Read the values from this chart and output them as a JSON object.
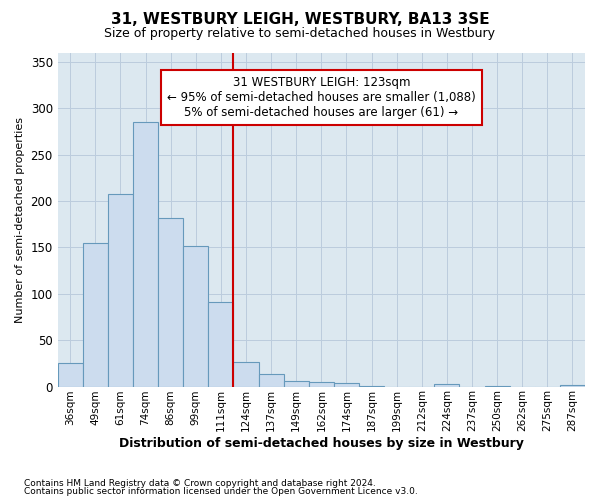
{
  "title": "31, WESTBURY LEIGH, WESTBURY, BA13 3SE",
  "subtitle": "Size of property relative to semi-detached houses in Westbury",
  "xlabel": "Distribution of semi-detached houses by size in Westbury",
  "ylabel": "Number of semi-detached properties",
  "categories": [
    "36sqm",
    "49sqm",
    "61sqm",
    "74sqm",
    "86sqm",
    "99sqm",
    "111sqm",
    "124sqm",
    "137sqm",
    "149sqm",
    "162sqm",
    "174sqm",
    "187sqm",
    "199sqm",
    "212sqm",
    "224sqm",
    "237sqm",
    "250sqm",
    "262sqm",
    "275sqm",
    "287sqm"
  ],
  "values": [
    25,
    155,
    208,
    285,
    182,
    152,
    91,
    26,
    14,
    6,
    5,
    4,
    1,
    0,
    0,
    3,
    0,
    1,
    0,
    0,
    2
  ],
  "bar_color": "#ccdcee",
  "bar_edge_color": "#6699bb",
  "grid_color": "#bbccdd",
  "vline_color": "#cc0000",
  "annotation_line1": "31 WESTBURY LEIGH: 123sqm",
  "annotation_line2": "← 95% of semi-detached houses are smaller (1,088)",
  "annotation_line3": "5% of semi-detached houses are larger (61) →",
  "annotation_box_color": "#cc0000",
  "ylim": [
    0,
    360
  ],
  "yticks": [
    0,
    50,
    100,
    150,
    200,
    250,
    300,
    350
  ],
  "footnote1": "Contains HM Land Registry data © Crown copyright and database right 2024.",
  "footnote2": "Contains public sector information licensed under the Open Government Licence v3.0.",
  "bg_color": "#ffffff",
  "plot_bg_color": "#dce8f0"
}
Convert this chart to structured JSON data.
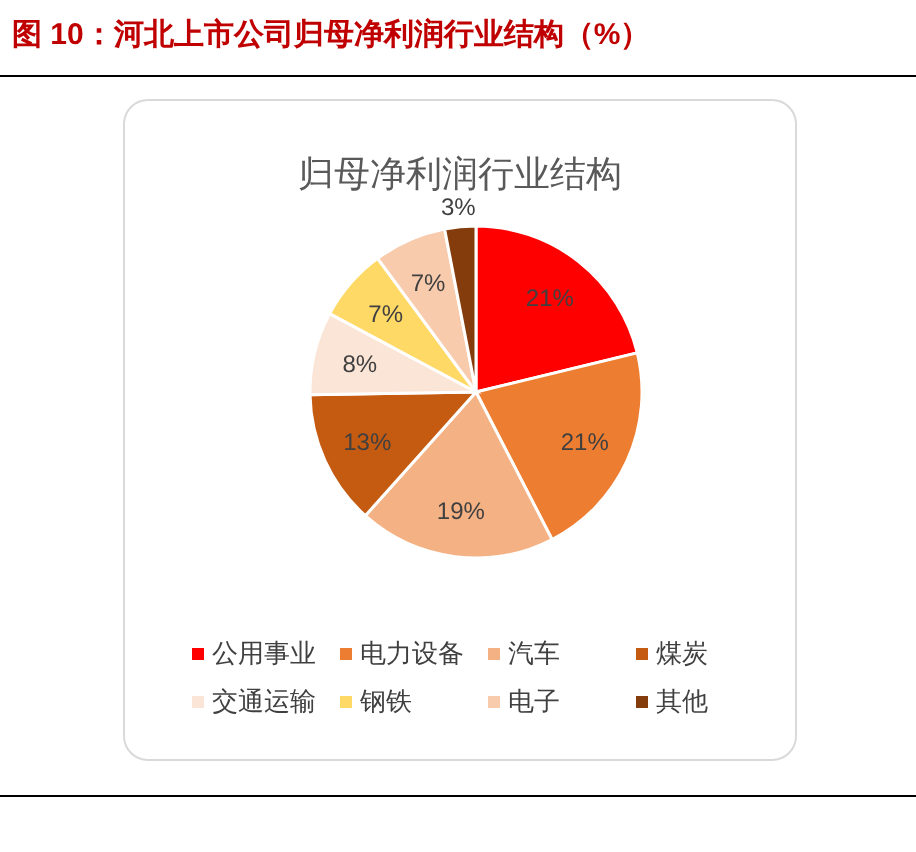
{
  "chart_data": {
    "type": "pie",
    "title": "图 10：河北上市公司归母净利润行业结构（%）",
    "subtitle": "归母净利润行业结构",
    "categories": [
      "公用事业",
      "电力设备",
      "汽车",
      "煤炭",
      "交通运输",
      "钢铁",
      "电子",
      "其他"
    ],
    "values": [
      21,
      21,
      19,
      13,
      8,
      7,
      7,
      3
    ],
    "colors": [
      "#ff0000",
      "#ed7d31",
      "#f4b183",
      "#c55a11",
      "#fbe5d6",
      "#ffd966",
      "#f8cbad",
      "#843c0c"
    ],
    "value_labels": [
      "21%",
      "21%",
      "19%",
      "13%",
      "8%",
      "7%",
      "7%",
      "3%"
    ],
    "legend": "bottom"
  }
}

* _WHAT NEEDS TO BE DONE_
Select and copy every line of the listing with the word "houses".

* _THE RESPONSE_
  "subtitle": "Size of property relative to semi-detached houses in Westbury",
  "xlabel": "Distribution of semi-detached houses by size in Westbury",
  "annotation_line2": "← 95% of semi-detached houses are smaller (1,088)",
  "annotation_line3": "5% of semi-detached houses are larger (61) →",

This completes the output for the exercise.